--- BEGIN Records supplied ---

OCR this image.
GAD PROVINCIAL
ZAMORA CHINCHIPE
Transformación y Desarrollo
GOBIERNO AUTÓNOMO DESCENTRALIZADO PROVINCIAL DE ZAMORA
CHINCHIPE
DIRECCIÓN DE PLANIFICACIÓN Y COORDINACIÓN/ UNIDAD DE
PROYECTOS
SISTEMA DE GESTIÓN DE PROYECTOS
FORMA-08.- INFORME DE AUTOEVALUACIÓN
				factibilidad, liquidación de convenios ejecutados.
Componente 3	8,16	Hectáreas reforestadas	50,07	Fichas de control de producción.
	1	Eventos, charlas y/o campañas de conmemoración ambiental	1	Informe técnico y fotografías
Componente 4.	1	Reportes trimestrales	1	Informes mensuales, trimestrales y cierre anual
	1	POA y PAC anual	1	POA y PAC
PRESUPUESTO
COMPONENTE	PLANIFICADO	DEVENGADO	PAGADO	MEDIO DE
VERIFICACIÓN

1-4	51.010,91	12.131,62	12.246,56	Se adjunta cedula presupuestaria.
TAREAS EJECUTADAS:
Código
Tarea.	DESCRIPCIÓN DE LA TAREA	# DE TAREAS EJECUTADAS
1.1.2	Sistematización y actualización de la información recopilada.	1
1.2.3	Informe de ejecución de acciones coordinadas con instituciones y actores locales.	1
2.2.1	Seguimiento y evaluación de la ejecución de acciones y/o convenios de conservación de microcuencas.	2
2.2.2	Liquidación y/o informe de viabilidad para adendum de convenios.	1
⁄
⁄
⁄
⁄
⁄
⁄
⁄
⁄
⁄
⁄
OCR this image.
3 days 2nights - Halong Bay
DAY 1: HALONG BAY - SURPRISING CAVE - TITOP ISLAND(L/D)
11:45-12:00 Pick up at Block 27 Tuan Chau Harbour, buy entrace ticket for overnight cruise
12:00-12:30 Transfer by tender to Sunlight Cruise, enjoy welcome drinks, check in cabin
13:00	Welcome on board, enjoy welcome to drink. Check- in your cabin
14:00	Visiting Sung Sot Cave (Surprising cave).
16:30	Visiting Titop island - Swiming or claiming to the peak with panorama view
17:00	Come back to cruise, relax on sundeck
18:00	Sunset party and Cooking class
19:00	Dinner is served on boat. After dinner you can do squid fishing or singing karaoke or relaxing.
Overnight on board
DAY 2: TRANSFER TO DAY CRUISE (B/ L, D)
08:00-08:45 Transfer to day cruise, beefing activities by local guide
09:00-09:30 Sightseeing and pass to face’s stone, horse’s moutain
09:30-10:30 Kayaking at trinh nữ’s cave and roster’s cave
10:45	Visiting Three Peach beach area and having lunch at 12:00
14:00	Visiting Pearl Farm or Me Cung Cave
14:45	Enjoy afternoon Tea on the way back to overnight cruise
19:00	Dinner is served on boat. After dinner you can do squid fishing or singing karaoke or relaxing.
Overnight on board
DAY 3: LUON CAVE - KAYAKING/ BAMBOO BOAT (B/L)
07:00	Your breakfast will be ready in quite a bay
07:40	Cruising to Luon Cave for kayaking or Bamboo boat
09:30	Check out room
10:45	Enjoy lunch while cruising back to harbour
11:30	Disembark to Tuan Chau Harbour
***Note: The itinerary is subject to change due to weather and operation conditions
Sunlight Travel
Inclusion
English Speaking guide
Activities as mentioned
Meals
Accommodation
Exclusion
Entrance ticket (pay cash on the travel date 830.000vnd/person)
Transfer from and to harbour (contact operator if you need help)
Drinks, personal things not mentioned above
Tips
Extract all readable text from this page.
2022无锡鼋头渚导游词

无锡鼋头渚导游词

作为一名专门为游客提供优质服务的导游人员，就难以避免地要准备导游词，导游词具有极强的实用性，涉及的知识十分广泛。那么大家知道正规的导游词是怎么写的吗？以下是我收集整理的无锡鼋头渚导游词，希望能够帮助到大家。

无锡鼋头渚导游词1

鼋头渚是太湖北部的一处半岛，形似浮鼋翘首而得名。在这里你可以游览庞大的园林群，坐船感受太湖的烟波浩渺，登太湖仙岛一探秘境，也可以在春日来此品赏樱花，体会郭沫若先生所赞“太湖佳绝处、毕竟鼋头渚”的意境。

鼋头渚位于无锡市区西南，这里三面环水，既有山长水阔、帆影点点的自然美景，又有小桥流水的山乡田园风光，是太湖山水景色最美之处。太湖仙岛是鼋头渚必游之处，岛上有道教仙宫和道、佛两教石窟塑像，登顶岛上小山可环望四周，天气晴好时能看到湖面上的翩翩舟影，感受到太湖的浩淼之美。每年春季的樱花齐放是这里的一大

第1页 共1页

--- END Records supplied ---

Copy, character for character, the lines from the line that holds "Extract all readable text from this page." through the final line of the records above.

Extract all readable text from this page.
2022无锡鼋头渚导游词

无锡鼋头渚导游词

作为一名专门为游客提供优质服务的导游人员，就难以避免地要准备导游词，导游词具有极强的实用性，涉及的知识十分广泛。那么大家知道正规的导游词是怎么写的吗？以下是我收集整理的无锡鼋头渚导游词，希望能够帮助到大家。

无锡鼋头渚导游词1

鼋头渚是太湖北部的一处半岛，形似浮鼋翘首而得名。在这里你可以游览庞大的园林群，坐船感受太湖的烟波浩渺，登太湖仙岛一探秘境，也可以在春日来此品赏樱花，体会郭沫若先生所赞“太湖佳绝处、毕竟鼋头渚”的意境。

鼋头渚位于无锡市区西南，这里三面环水，既有山长水阔、帆影点点的自然美景，又有小桥流水的山乡田园风光，是太湖山水景色最美之处。太湖仙岛是鼋头渚必游之处，岛上有道教仙宫和道、佛两教石窟塑像，登顶岛上小山可环望四周，天气晴好时能看到湖面上的翩翩舟影，感受到太湖的浩淼之美。每年春季的樱花齐放是这里的一大

第1页 共1页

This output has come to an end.